Set out each line from the following listing that includes the word "this".

[PROVIDED ENTRIES]
····················
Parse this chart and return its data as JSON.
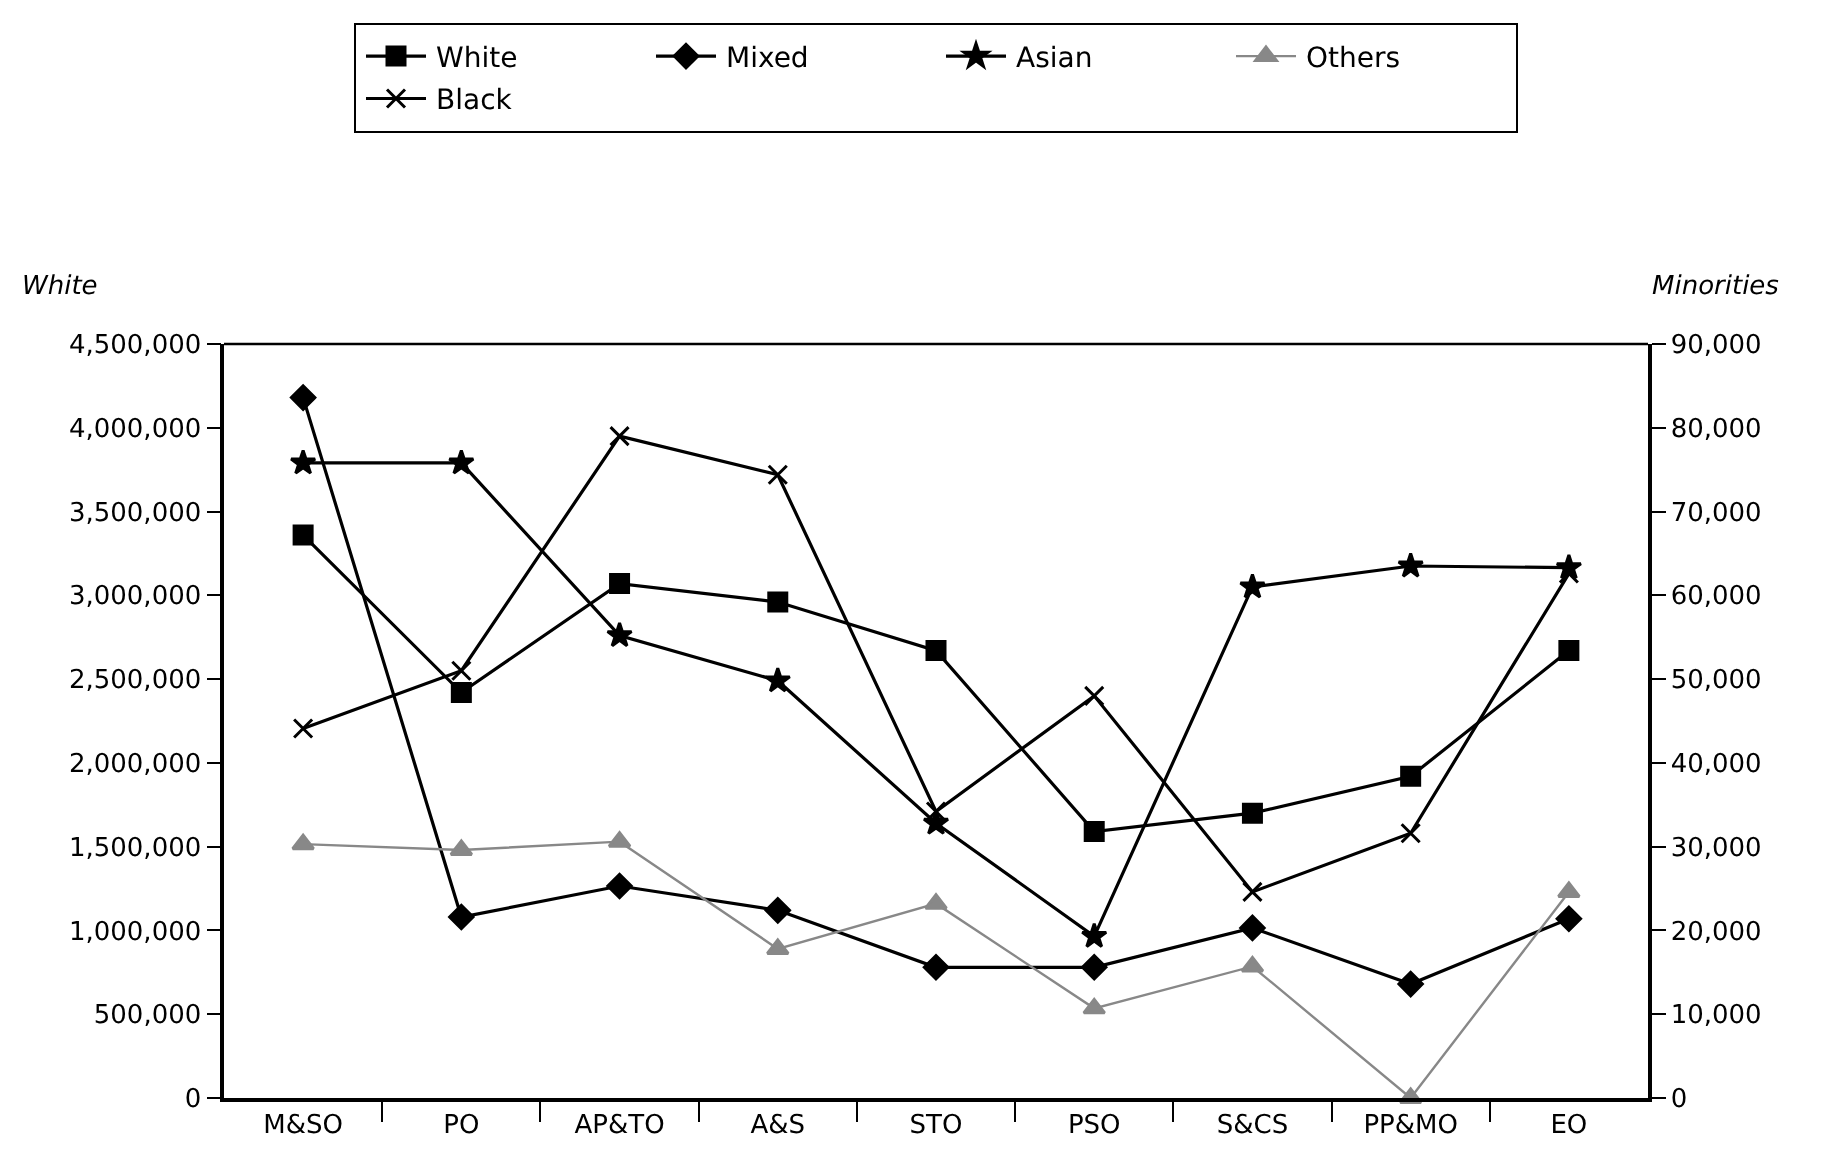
{
  "chart_data": {
    "type": "line",
    "categories": [
      "M&SO",
      "PO",
      "AP&TO",
      "A&S",
      "STO",
      "PSO",
      "S&CS",
      "PP&MO",
      "EO"
    ],
    "ylabel": "White",
    "y2label": "Minorities",
    "ylim": [
      0,
      4500000
    ],
    "yticks": [
      {
        "value": 0,
        "label": "0"
      },
      {
        "value": 500000,
        "label": "500,000"
      },
      {
        "value": 1000000,
        "label": "1,000,000"
      },
      {
        "value": 1500000,
        "label": "1,500,000"
      },
      {
        "value": 2000000,
        "label": "2,000,000"
      },
      {
        "value": 2500000,
        "label": "2,500,000"
      },
      {
        "value": 3000000,
        "label": "3,000,000"
      },
      {
        "value": 3500000,
        "label": "3,500,000"
      },
      {
        "value": 4000000,
        "label": "4,000,000"
      },
      {
        "value": 4500000,
        "label": "4,500,000"
      }
    ],
    "y2lim": [
      0,
      90000
    ],
    "y2ticks": [
      {
        "value": 0,
        "label": "0"
      },
      {
        "value": 10000,
        "label": "10,000"
      },
      {
        "value": 20000,
        "label": "20,000"
      },
      {
        "value": 30000,
        "label": "30,000"
      },
      {
        "value": 40000,
        "label": "40,000"
      },
      {
        "value": 50000,
        "label": "50,000"
      },
      {
        "value": 60000,
        "label": "60,000"
      },
      {
        "value": 70000,
        "label": "70,000"
      },
      {
        "value": 80000,
        "label": "80,000"
      },
      {
        "value": 90000,
        "label": "90,000"
      }
    ],
    "grid": false,
    "legend": "top",
    "line_style": "solid",
    "series": [
      {
        "name": "White",
        "color": "#000000",
        "marker": "square",
        "values": [
          3360000,
          2420000,
          3070000,
          2960000,
          2670000,
          1590000,
          1700000,
          1920000,
          2670000
        ]
      },
      {
        "name": "Mixed",
        "color": "#000000",
        "marker": "diamond",
        "axis": "y2",
        "values": [
          83600,
          21600,
          25300,
          22400,
          15600,
          15600,
          20300,
          13600,
          21400
        ]
      },
      {
        "name": "Asian",
        "color": "#000000",
        "marker": "star",
        "axis": "y2",
        "values": [
          75800,
          75800,
          55200,
          49800,
          32800,
          19300,
          61000,
          63500,
          63300
        ]
      },
      {
        "name": "Others",
        "color": "#888888",
        "marker": "triangle",
        "axis": "y2",
        "values": [
          30300,
          29600,
          30600,
          17800,
          23200,
          10700,
          15700,
          0,
          24600
        ]
      },
      {
        "name": "Black",
        "color": "#000000",
        "marker": "cross",
        "axis": "y2",
        "values": [
          44100,
          51000,
          79000,
          74400,
          34200,
          48000,
          24600,
          31600,
          62600
        ]
      }
    ]
  }
}
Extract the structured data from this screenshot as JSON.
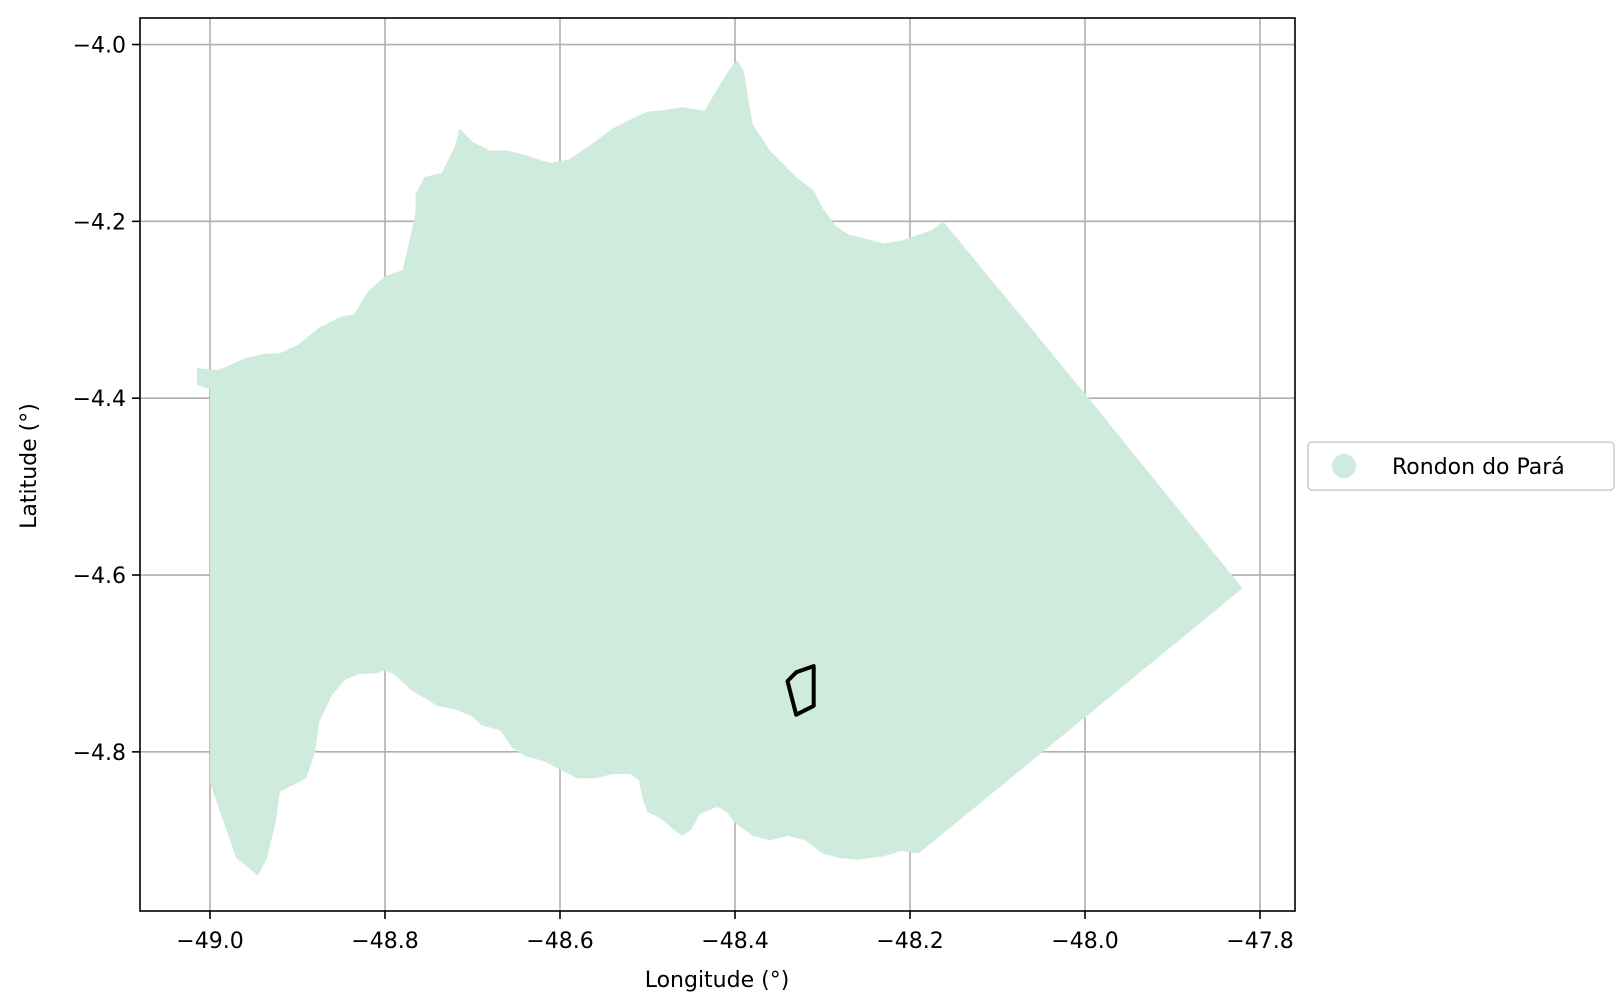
{
  "chart_data": {
    "type": "map",
    "xlabel": "Longitude (°)",
    "ylabel": "Latitude (°)",
    "xlim": [
      -49.08,
      -47.76
    ],
    "ylim": [
      -4.98,
      -3.97
    ],
    "x_ticks": [
      -49.0,
      -48.8,
      -48.6,
      -48.4,
      -48.2,
      -48.0,
      -47.8
    ],
    "x_tick_labels": [
      "−49.0",
      "−48.8",
      "−48.6",
      "−48.4",
      "−48.2",
      "−48.0",
      "−47.8"
    ],
    "y_ticks": [
      -4.0,
      -4.2,
      -4.4,
      -4.6,
      -4.8
    ],
    "y_tick_labels": [
      "−4.0",
      "−4.2",
      "−4.4",
      "−4.6",
      "−4.8"
    ],
    "grid": true,
    "legend_position": "right",
    "legend": [
      {
        "label": "Rondon do Pará",
        "color": "#cfebdd"
      }
    ],
    "region": {
      "name": "Rondon do Pará",
      "fill": "#cfebdd",
      "outline": [
        [
          -49.015,
          -4.366
        ],
        [
          -48.99,
          -4.368
        ],
        [
          -48.96,
          -4.355
        ],
        [
          -48.94,
          -4.35
        ],
        [
          -48.92,
          -4.349
        ],
        [
          -48.9,
          -4.34
        ],
        [
          -48.875,
          -4.32
        ],
        [
          -48.85,
          -4.308
        ],
        [
          -48.835,
          -4.305
        ],
        [
          -48.82,
          -4.28
        ],
        [
          -48.8,
          -4.262
        ],
        [
          -48.78,
          -4.255
        ],
        [
          -48.775,
          -4.235
        ],
        [
          -48.765,
          -4.19
        ],
        [
          -48.765,
          -4.17
        ],
        [
          -48.755,
          -4.15
        ],
        [
          -48.735,
          -4.145
        ],
        [
          -48.72,
          -4.115
        ],
        [
          -48.715,
          -4.095
        ],
        [
          -48.7,
          -4.11
        ],
        [
          -48.68,
          -4.12
        ],
        [
          -48.66,
          -4.12
        ],
        [
          -48.64,
          -4.125
        ],
        [
          -48.625,
          -4.13
        ],
        [
          -48.61,
          -4.134
        ],
        [
          -48.59,
          -4.13
        ],
        [
          -48.575,
          -4.12
        ],
        [
          -48.56,
          -4.11
        ],
        [
          -48.54,
          -4.095
        ],
        [
          -48.52,
          -4.085
        ],
        [
          -48.5,
          -4.076
        ],
        [
          -48.48,
          -4.074
        ],
        [
          -48.46,
          -4.071
        ],
        [
          -48.435,
          -4.075
        ],
        [
          -48.42,
          -4.05
        ],
        [
          -48.405,
          -4.026
        ],
        [
          -48.397,
          -4.018
        ],
        [
          -48.39,
          -4.03
        ],
        [
          -48.385,
          -4.06
        ],
        [
          -48.38,
          -4.09
        ],
        [
          -48.37,
          -4.105
        ],
        [
          -48.36,
          -4.12
        ],
        [
          -48.345,
          -4.135
        ],
        [
          -48.33,
          -4.15
        ],
        [
          -48.31,
          -4.165
        ],
        [
          -48.3,
          -4.185
        ],
        [
          -48.285,
          -4.205
        ],
        [
          -48.27,
          -4.215
        ],
        [
          -48.25,
          -4.22
        ],
        [
          -48.23,
          -4.225
        ],
        [
          -48.21,
          -4.222
        ],
        [
          -48.19,
          -4.215
        ],
        [
          -48.175,
          -4.21
        ],
        [
          -48.162,
          -4.2
        ],
        [
          -48.0,
          -4.395
        ],
        [
          -47.82,
          -4.615
        ],
        [
          -48.19,
          -4.915
        ],
        [
          -48.21,
          -4.912
        ],
        [
          -48.23,
          -4.918
        ],
        [
          -48.26,
          -4.922
        ],
        [
          -48.28,
          -4.92
        ],
        [
          -48.3,
          -4.915
        ],
        [
          -48.32,
          -4.9
        ],
        [
          -48.34,
          -4.895
        ],
        [
          -48.36,
          -4.9
        ],
        [
          -48.38,
          -4.895
        ],
        [
          -48.4,
          -4.88
        ],
        [
          -48.41,
          -4.868
        ],
        [
          -48.42,
          -4.862
        ],
        [
          -48.44,
          -4.87
        ],
        [
          -48.45,
          -4.888
        ],
        [
          -48.46,
          -4.895
        ],
        [
          -48.47,
          -4.888
        ],
        [
          -48.485,
          -4.875
        ],
        [
          -48.5,
          -4.868
        ],
        [
          -48.505,
          -4.855
        ],
        [
          -48.51,
          -4.832
        ],
        [
          -48.52,
          -4.825
        ],
        [
          -48.54,
          -4.825
        ],
        [
          -48.56,
          -4.83
        ],
        [
          -48.58,
          -4.83
        ],
        [
          -48.6,
          -4.82
        ],
        [
          -48.62,
          -4.81
        ],
        [
          -48.64,
          -4.805
        ],
        [
          -48.655,
          -4.795
        ],
        [
          -48.665,
          -4.78
        ],
        [
          -48.67,
          -4.775
        ],
        [
          -48.69,
          -4.77
        ],
        [
          -48.7,
          -4.76
        ],
        [
          -48.72,
          -4.752
        ],
        [
          -48.74,
          -4.748
        ],
        [
          -48.75,
          -4.742
        ],
        [
          -48.77,
          -4.73
        ],
        [
          -48.79,
          -4.712
        ],
        [
          -48.8,
          -4.708
        ],
        [
          -48.81,
          -4.711
        ],
        [
          -48.83,
          -4.712
        ],
        [
          -48.845,
          -4.718
        ],
        [
          -48.86,
          -4.735
        ],
        [
          -48.875,
          -4.765
        ],
        [
          -48.88,
          -4.8
        ],
        [
          -48.89,
          -4.83
        ],
        [
          -48.91,
          -4.84
        ],
        [
          -48.92,
          -4.845
        ],
        [
          -48.925,
          -4.88
        ],
        [
          -48.935,
          -4.92
        ],
        [
          -48.945,
          -4.94
        ],
        [
          -48.97,
          -4.92
        ],
        [
          -49.0,
          -4.835
        ],
        [
          -49.0,
          -4.39
        ],
        [
          -49.015,
          -4.385
        ]
      ]
    },
    "outlined_polygon": {
      "stroke": "#000000",
      "points": [
        [
          -48.31,
          -4.703
        ],
        [
          -48.31,
          -4.748
        ],
        [
          -48.33,
          -4.758
        ],
        [
          -48.34,
          -4.72
        ],
        [
          -48.33,
          -4.71
        ]
      ]
    }
  }
}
····················
[EXERCISE RESPONSE]
Parse this chart and return its data as JSON.
Extract the structured data from this screenshot as JSON.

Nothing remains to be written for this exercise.